### MATERIAL SUPPLIED

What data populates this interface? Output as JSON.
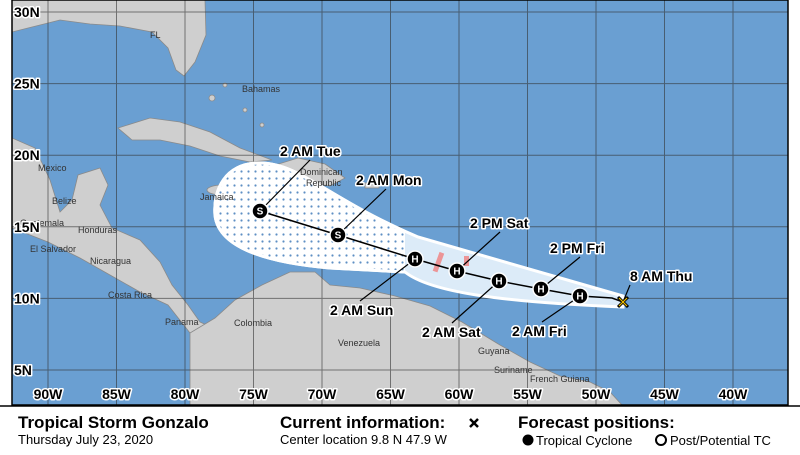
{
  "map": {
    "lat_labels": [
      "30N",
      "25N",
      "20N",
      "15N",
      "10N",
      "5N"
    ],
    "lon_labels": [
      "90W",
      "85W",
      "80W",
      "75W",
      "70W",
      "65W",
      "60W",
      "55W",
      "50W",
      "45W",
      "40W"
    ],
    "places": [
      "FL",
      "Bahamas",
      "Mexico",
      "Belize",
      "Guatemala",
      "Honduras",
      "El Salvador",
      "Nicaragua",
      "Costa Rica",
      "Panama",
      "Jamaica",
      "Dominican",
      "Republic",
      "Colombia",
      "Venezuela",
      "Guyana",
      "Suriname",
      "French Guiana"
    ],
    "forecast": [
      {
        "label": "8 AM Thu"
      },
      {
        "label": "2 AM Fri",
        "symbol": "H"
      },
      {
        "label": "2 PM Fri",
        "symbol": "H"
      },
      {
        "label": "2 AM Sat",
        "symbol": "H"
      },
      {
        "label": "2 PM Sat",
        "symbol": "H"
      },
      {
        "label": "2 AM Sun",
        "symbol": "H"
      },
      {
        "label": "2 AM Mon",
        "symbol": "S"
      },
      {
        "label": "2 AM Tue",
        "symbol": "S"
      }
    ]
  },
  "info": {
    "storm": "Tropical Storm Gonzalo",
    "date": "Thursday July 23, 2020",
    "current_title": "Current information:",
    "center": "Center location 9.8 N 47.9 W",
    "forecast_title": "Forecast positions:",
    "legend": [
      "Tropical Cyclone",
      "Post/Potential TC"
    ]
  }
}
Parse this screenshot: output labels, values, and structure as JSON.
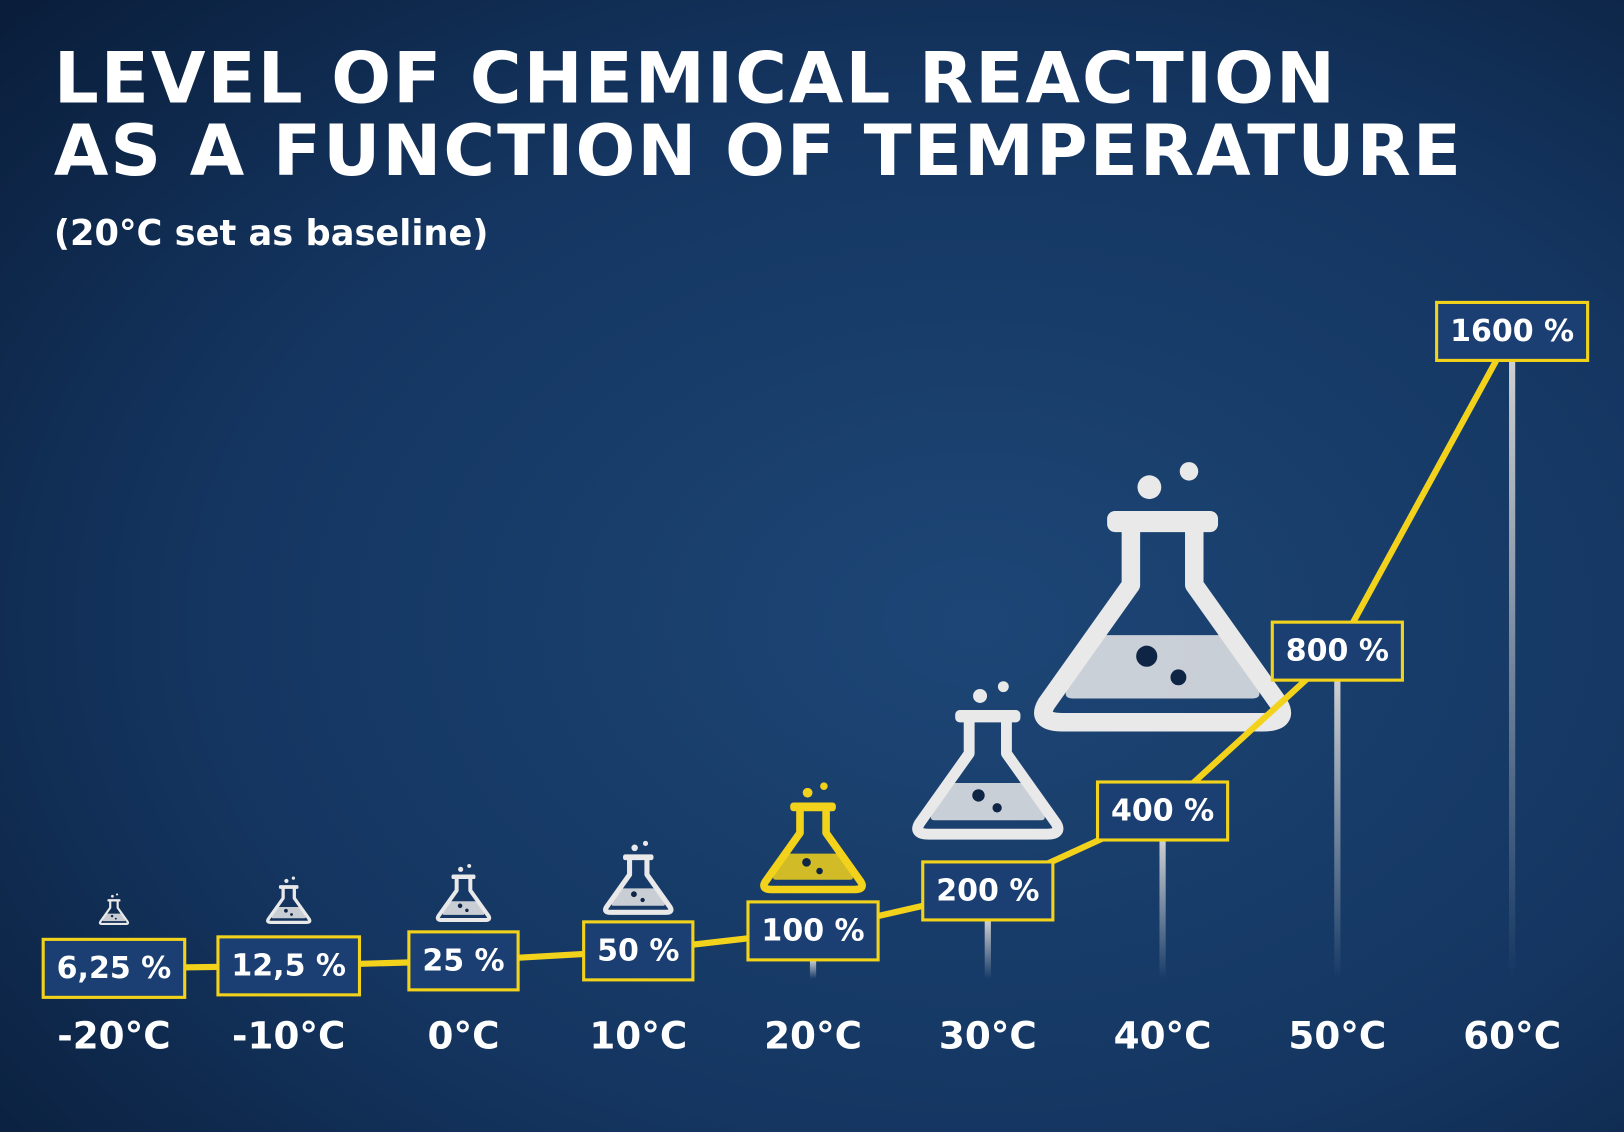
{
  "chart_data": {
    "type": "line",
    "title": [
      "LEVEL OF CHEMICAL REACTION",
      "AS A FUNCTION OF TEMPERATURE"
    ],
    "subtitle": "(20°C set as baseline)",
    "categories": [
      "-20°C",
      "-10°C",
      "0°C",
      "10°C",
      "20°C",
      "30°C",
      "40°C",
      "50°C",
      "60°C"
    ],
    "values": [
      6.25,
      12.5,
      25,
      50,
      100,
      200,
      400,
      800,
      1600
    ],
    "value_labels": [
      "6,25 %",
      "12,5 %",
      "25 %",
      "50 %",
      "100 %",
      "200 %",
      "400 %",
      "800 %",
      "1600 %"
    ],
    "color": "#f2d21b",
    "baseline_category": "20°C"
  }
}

### TASK
Retype the listing exactly. Pictures do not belong in the copy.

### SOLVED EXERCISE
What data populates this interface? Output as JSON.
{
  "map": {
    "lat_labels": [
      "30N",
      "25N",
      "20N",
      "15N",
      "10N",
      "5N"
    ],
    "lon_labels": [
      "90W",
      "85W",
      "80W",
      "75W",
      "70W",
      "65W",
      "60W",
      "55W",
      "50W",
      "45W",
      "40W"
    ],
    "places": [
      "FL",
      "Bahamas",
      "Mexico",
      "Belize",
      "Guatemala",
      "Honduras",
      "El Salvador",
      "Nicaragua",
      "Costa Rica",
      "Panama",
      "Jamaica",
      "Dominican",
      "Republic",
      "Colombia",
      "Venezuela",
      "Guyana",
      "Suriname",
      "French Guiana"
    ],
    "forecast": [
      {
        "label": "8 AM Thu"
      },
      {
        "label": "2 AM Fri",
        "symbol": "H"
      },
      {
        "label": "2 PM Fri",
        "symbol": "H"
      },
      {
        "label": "2 AM Sat",
        "symbol": "H"
      },
      {
        "label": "2 PM Sat",
        "symbol": "H"
      },
      {
        "label": "2 AM Sun",
        "symbol": "H"
      },
      {
        "label": "2 AM Mon",
        "symbol": "S"
      },
      {
        "label": "2 AM Tue",
        "symbol": "S"
      }
    ]
  },
  "info": {
    "storm": "Tropical Storm Gonzalo",
    "date": "Thursday July 23, 2020",
    "current_title": "Current information:",
    "center": "Center location 9.8 N 47.9 W",
    "forecast_title": "Forecast positions:",
    "legend": [
      "Tropical Cyclone",
      "Post/Potential TC"
    ]
  }
}
Parse this screenshot: output labels, values, and structure as JSON.
{
  "chart_data": {
    "type": "line",
    "title": [
      "LEVEL OF CHEMICAL REACTION",
      "AS A FUNCTION OF TEMPERATURE"
    ],
    "subtitle": "(20°C set as baseline)",
    "categories": [
      "-20°C",
      "-10°C",
      "0°C",
      "10°C",
      "20°C",
      "30°C",
      "40°C",
      "50°C",
      "60°C"
    ],
    "values": [
      6.25,
      12.5,
      25,
      50,
      100,
      200,
      400,
      800,
      1600
    ],
    "value_labels": [
      "6,25 %",
      "12,5 %",
      "25 %",
      "50 %",
      "100 %",
      "200 %",
      "400 %",
      "800 %",
      "1600 %"
    ],
    "color": "#f2d21b",
    "baseline_category": "20°C"
  }
}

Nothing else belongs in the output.